* Exercise directions
Using the material below, copy every line where "this" appears.

* Data listing
^^^^

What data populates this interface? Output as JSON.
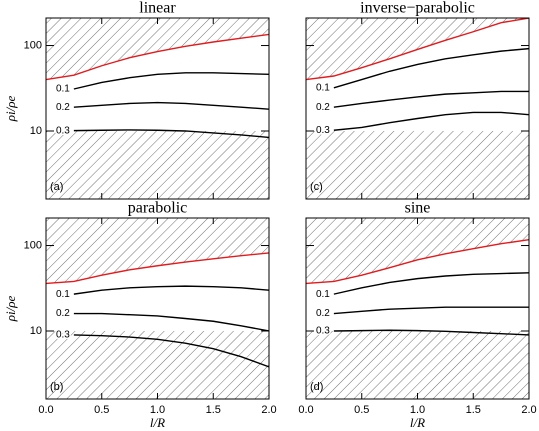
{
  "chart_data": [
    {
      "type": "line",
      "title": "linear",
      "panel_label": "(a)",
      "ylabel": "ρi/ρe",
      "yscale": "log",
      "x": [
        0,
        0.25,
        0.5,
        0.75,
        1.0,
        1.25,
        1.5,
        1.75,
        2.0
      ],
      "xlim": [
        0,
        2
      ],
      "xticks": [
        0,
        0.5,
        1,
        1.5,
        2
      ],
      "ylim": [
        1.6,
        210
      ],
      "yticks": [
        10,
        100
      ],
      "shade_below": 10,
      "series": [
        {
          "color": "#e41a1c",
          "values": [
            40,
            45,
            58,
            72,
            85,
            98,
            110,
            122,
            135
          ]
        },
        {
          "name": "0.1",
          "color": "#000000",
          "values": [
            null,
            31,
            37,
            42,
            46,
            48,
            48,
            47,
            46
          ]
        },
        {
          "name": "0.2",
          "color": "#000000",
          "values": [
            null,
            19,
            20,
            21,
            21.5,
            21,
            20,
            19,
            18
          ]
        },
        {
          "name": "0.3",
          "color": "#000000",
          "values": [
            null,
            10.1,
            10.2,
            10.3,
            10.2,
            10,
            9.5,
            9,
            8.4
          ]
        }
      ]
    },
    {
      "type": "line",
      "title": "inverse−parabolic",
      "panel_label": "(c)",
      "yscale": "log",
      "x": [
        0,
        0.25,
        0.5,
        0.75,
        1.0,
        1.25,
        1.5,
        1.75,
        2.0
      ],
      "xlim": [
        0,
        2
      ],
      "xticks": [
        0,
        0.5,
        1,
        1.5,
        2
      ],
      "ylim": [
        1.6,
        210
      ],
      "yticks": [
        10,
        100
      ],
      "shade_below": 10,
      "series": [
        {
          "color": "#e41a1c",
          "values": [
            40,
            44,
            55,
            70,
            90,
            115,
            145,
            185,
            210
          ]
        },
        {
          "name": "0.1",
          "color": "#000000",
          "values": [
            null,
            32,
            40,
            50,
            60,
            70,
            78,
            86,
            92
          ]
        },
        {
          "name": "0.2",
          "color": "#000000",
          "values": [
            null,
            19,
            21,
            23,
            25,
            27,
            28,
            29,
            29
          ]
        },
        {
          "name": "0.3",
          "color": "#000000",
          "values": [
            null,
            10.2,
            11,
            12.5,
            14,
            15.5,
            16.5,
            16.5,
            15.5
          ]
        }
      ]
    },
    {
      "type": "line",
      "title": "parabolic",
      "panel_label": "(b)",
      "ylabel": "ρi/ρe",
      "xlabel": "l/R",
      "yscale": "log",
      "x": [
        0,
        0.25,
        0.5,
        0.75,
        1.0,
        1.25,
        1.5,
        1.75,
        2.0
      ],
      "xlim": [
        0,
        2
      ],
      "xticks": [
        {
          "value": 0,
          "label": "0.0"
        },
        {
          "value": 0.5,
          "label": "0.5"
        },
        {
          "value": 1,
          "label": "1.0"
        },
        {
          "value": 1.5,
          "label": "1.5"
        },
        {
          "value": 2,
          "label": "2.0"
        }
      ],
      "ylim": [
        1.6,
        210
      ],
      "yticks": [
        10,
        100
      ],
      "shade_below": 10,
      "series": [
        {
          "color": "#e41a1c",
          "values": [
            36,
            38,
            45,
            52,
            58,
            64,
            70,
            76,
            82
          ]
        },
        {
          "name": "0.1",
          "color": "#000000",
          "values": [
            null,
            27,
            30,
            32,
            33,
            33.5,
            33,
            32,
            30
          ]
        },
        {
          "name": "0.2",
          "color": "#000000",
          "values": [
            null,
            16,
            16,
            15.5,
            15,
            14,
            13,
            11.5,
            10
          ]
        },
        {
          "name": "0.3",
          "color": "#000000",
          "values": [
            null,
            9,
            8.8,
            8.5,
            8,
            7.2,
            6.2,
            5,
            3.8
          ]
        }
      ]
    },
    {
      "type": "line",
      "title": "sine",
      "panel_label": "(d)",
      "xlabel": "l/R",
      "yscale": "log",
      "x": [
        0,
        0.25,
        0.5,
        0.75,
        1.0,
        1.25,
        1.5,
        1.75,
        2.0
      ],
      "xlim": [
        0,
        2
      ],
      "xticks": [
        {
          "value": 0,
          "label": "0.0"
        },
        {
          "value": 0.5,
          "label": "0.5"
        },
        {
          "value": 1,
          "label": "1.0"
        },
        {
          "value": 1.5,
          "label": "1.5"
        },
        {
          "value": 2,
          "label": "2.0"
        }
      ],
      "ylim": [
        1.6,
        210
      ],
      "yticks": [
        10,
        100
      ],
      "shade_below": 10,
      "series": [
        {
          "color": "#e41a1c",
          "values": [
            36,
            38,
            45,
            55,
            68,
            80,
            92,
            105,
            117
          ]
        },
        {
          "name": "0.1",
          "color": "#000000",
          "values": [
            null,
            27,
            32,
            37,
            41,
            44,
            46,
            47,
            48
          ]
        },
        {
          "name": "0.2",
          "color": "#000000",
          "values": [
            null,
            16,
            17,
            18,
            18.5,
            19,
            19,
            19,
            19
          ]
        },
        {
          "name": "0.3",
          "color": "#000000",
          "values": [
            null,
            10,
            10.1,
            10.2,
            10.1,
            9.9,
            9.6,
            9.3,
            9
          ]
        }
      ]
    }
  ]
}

^^^^

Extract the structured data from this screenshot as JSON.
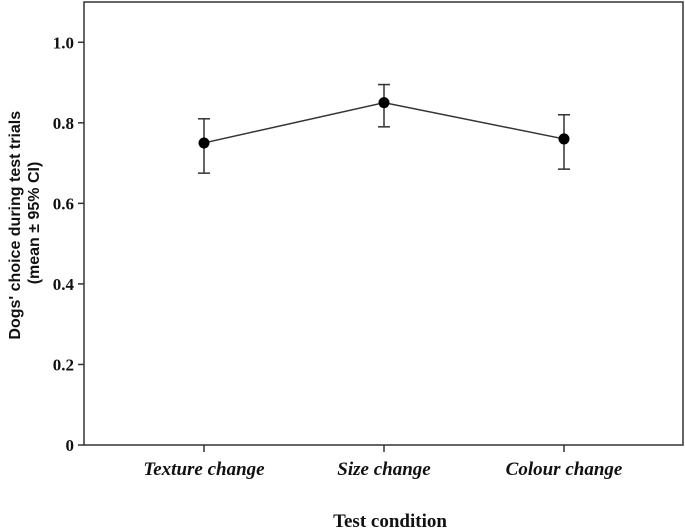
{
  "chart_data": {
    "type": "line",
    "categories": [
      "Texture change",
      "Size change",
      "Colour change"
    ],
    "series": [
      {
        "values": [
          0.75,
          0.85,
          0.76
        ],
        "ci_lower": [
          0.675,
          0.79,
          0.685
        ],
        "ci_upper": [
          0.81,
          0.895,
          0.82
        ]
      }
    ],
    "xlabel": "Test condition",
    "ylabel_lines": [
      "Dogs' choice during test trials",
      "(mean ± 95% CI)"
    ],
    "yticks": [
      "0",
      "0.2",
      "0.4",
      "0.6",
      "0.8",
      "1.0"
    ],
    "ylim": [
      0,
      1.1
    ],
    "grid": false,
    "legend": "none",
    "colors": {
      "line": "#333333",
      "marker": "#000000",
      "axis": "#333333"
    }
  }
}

^^^^

* The completed task
What data populates this interface? Output as JSON.
Extract the structured data from this screenshot as JSON.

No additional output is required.